PROMPT: Scan each line of the records for the word "tarjoukset" and extract the ones that have it.

INFORMATION SHOWN:

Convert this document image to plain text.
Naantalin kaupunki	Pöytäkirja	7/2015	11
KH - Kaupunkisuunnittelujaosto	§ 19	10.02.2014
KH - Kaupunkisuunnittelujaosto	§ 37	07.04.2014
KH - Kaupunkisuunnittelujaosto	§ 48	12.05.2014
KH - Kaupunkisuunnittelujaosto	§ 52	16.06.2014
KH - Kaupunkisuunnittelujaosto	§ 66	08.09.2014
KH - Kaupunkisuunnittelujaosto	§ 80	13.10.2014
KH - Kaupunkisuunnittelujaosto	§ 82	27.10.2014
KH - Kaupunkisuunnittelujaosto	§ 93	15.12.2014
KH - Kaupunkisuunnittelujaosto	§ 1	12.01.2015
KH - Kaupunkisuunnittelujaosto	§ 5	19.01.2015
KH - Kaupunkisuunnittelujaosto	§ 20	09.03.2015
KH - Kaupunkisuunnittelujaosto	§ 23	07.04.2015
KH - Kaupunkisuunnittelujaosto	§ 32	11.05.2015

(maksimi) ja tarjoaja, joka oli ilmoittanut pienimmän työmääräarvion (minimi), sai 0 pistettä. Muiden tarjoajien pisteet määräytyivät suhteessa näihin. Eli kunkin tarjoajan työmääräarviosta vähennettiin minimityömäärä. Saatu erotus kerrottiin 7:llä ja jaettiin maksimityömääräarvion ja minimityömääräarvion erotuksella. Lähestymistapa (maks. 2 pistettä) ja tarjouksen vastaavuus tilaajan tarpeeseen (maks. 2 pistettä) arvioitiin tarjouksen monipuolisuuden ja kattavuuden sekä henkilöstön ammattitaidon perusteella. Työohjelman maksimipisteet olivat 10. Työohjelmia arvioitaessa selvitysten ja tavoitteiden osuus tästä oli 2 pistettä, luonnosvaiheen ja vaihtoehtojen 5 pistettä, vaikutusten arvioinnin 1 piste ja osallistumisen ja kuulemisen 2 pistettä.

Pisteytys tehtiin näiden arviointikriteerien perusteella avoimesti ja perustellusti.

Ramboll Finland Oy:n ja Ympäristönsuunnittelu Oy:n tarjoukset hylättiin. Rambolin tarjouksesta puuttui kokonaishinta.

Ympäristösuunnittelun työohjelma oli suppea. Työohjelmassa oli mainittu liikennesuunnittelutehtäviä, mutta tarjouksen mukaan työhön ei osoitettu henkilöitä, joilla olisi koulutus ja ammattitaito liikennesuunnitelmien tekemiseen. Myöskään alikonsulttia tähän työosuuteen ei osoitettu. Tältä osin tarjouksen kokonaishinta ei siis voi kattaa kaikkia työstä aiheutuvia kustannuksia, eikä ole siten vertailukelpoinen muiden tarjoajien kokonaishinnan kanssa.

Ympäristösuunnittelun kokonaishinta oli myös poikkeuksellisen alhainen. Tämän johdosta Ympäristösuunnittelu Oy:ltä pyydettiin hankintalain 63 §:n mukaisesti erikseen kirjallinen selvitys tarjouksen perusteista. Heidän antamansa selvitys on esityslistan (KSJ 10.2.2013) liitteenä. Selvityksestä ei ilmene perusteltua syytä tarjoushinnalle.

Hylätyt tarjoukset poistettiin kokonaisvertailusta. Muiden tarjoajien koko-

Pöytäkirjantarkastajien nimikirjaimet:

ANSWER FOR THE TASK:
Ramboll Finland Oy:n ja Ympäristönsuunnittelu Oy:n tarjoukset hylättiin. Rambolin tarjouksesta puuttui kokonaishinta.
Hylätyt tarjoukset poistettiin kokonaisvertailusta. Muiden tarjoajien koko-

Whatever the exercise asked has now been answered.